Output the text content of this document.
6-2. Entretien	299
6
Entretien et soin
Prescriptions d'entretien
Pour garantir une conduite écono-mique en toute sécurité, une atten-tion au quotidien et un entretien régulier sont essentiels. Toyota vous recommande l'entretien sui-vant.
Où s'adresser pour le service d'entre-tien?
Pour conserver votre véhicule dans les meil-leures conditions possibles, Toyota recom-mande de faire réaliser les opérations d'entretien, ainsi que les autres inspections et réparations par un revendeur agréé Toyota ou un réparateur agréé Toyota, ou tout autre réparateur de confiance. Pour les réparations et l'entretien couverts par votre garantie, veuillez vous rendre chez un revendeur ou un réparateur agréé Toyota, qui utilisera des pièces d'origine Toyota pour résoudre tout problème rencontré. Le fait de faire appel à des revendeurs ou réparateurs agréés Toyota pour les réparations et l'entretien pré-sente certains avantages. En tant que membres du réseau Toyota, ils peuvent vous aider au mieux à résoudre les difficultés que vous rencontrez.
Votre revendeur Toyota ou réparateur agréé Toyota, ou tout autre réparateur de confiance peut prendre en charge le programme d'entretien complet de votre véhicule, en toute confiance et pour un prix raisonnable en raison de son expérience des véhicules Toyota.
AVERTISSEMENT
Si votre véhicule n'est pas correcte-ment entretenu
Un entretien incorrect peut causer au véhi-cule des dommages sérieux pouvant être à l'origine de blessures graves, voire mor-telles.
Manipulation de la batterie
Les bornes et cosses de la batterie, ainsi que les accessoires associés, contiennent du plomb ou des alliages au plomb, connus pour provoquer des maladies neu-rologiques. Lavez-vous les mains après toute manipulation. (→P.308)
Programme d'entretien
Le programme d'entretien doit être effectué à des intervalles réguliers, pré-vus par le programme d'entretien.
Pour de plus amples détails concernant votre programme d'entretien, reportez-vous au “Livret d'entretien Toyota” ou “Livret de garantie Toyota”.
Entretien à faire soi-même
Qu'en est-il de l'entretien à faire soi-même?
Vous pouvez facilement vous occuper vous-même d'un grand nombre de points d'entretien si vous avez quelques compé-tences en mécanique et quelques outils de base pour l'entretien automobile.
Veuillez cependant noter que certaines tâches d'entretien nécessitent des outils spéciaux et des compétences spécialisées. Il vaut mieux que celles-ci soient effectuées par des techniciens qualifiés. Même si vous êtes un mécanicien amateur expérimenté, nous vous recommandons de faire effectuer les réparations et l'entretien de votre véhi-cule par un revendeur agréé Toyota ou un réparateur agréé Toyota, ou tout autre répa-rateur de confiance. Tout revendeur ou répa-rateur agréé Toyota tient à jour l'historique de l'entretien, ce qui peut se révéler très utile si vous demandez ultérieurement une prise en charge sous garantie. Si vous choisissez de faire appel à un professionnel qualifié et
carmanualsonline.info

> [Task goal]:
Copy out all of the data exactly, leaving nothing out.

> [The output]:
Output the text content of this document.
6-2. Entretien	299
6
Entretien et soin
Prescriptions d'entretien
Pour garantir une conduite écono-mique en toute sécurité, une atten-tion au quotidien et un entretien régulier sont essentiels. Toyota vous recommande l'entretien sui-vant.
Où s'adresser pour le service d'entre-tien?
Pour conserver votre véhicule dans les meil-leures conditions possibles, Toyota recom-mande de faire réaliser les opérations d'entretien, ainsi que les autres inspections et réparations par un revendeur agréé Toyota ou un réparateur agréé Toyota, ou tout autre réparateur de confiance. Pour les réparations et l'entretien couverts par votre garantie, veuillez vous rendre chez un revendeur ou un réparateur agréé Toyota, qui utilisera des pièces d'origine Toyota pour résoudre tout problème rencontré. Le fait de faire appel à des revendeurs ou réparateurs agréés Toyota pour les réparations et l'entretien pré-sente certains avantages. En tant que membres du réseau Toyota, ils peuvent vous aider au mieux à résoudre les difficultés que vous rencontrez.
Votre revendeur Toyota ou réparateur agréé Toyota, ou tout autre réparateur de confiance peut prendre en charge le programme d'entretien complet de votre véhicule, en toute confiance et pour un prix raisonnable en raison de son expérience des véhicules Toyota.
AVERTISSEMENT
Si votre véhicule n'est pas correcte-ment entretenu
Un entretien incorrect peut causer au véhi-cule des dommages sérieux pouvant être à l'origine de blessures graves, voire mor-telles.
Manipulation de la batterie
Les bornes et cosses de la batterie, ainsi que les accessoires associés, contiennent du plomb ou des alliages au plomb, connus pour provoquer des maladies neu-rologiques. Lavez-vous les mains après toute manipulation. (→P.308)
Programme d'entretien
Le programme d'entretien doit être effectué à des intervalles réguliers, pré-vus par le programme d'entretien.
Pour de plus amples détails concernant votre programme d'entretien, reportez-vous au “Livret d'entretien Toyota” ou “Livret de garantie Toyota”.
Entretien à faire soi-même
Qu'en est-il de l'entretien à faire soi-même?
Vous pouvez facilement vous occuper vous-même d'un grand nombre de points d'entretien si vous avez quelques compé-tences en mécanique et quelques outils de base pour l'entretien automobile.
Veuillez cependant noter que certaines tâches d'entretien nécessitent des outils spéciaux et des compétences spécialisées. Il vaut mieux que celles-ci soient effectuées par des techniciens qualifiés. Même si vous êtes un mécanicien amateur expérimenté, nous vous recommandons de faire effectuer les réparations et l'entretien de votre véhi-cule par un revendeur agréé Toyota ou un réparateur agréé Toyota, ou tout autre répa-rateur de confiance. Tout revendeur ou répa-rateur agréé Toyota tient à jour l'historique de l'entretien, ce qui peut se révéler très utile si vous demandez ultérieurement une prise en charge sous garantie. Si vous choisissez de faire appel à un professionnel qualifié et
carmanualsonline.info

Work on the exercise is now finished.